## GIVEN EXERCISE
Below are records to transcribe exactly, without their pictures.

*** THE DATA ***

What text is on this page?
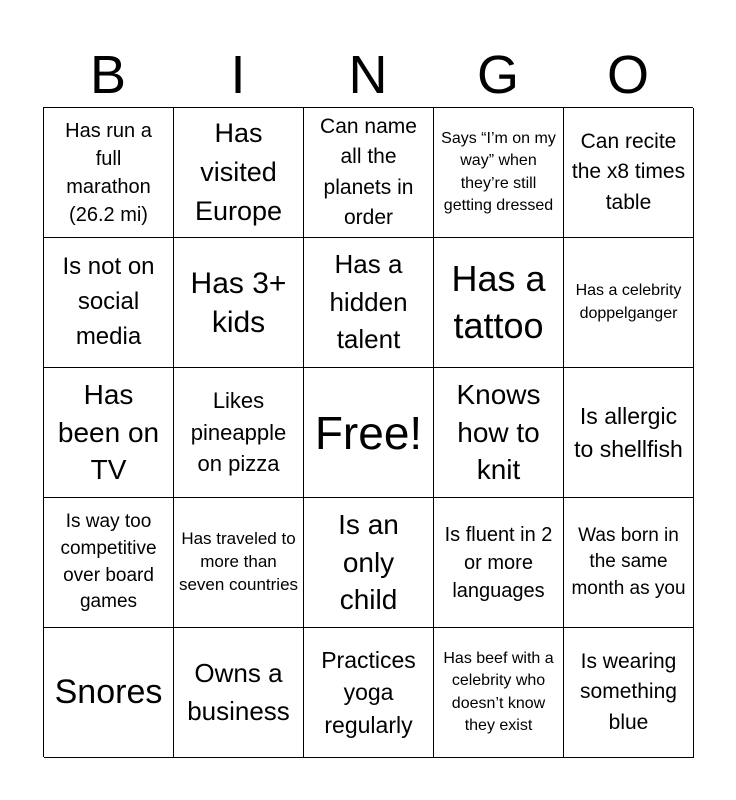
B	I	N	G	O
Has run a full marathon (26.2 mi)
Has visited Europe
Can name all the planets in order
Says “I’m on my way” when they’re still getting dressed
Can recite the x8 times table
Is not on social media
Has 3+ kids
Has a hidden talent
Has a tattoo
Has a celebrity doppelganger
Has been on TV
Likes pineapple on pizza
Free!
Knows how to knit
Is allergic to shellfish
Is way too competitive over board games
Has traveled to more than seven countries
Is an only child
Is fluent in 2 or more languages
Was born in the same month as you
Snores
Owns a business
Practices yoga regularly
Has beef with a celebrity who doesn’t know they exist
Is wearing something blue
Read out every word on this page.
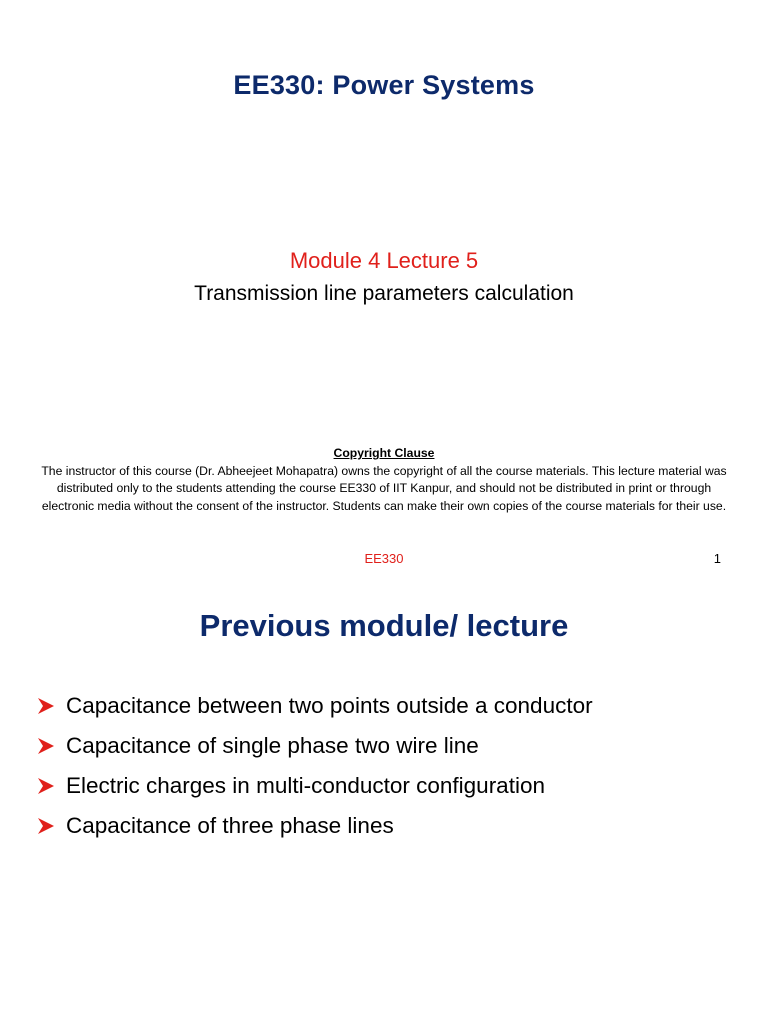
EE330: Power Systems
Module 4 Lecture 5
Transmission line parameters calculation
Copyright Clause
The instructor of this course (Dr. Abheejeet Mohapatra) owns the copyright of all the course materials. This lecture material was distributed only to the students attending the course EE330 of IIT Kanpur, and should not be distributed in print or through electronic media without the consent of the instructor. Students can make their own copies of the course materials for their use.
EE330	1
Previous module/ lecture
Capacitance between two points outside a conductor
Capacitance of single phase two wire line
Electric charges in multi-conductor configuration
Capacitance of three phase lines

***

## THE SOLUTION
What text is on this page?
B	I	N	G	O
Has run a full marathon (26.2 mi)
Has visited Europe
Can name all the planets in order
Says “I’m on my way” when they’re still getting dressed
Can recite the x8 times table
Is not on social media
Has 3+ kids
Has a hidden talent
Has a tattoo
Has a celebrity doppelganger
Has been on TV
Likes pineapple on pizza
Free!
Knows how to knit
Is allergic to shellfish
Is way too competitive over board games
Has traveled to more than seven countries
Is an only child
Is fluent in 2 or more languages
Was born in the same month as you
Snores
Owns a business
Practices yoga regularly
Has beef with a celebrity who doesn’t know they exist
Is wearing something blue
Read out every word on this page.
EE330: Power Systems
Module 4 Lecture 5
Transmission line parameters calculation
Copyright Clause
The instructor of this course (Dr. Abheejeet Mohapatra) owns the copyright of all the course materials. This lecture material was distributed only to the students attending the course EE330 of IIT Kanpur, and should not be distributed in print or through electronic media without the consent of the instructor. Students can make their own copies of the course materials for their use.
EE330	1
Previous module/ lecture
Capacitance between two points outside a conductor
Capacitance of single phase two wire line
Electric charges in multi-conductor configuration
Capacitance of three phase lines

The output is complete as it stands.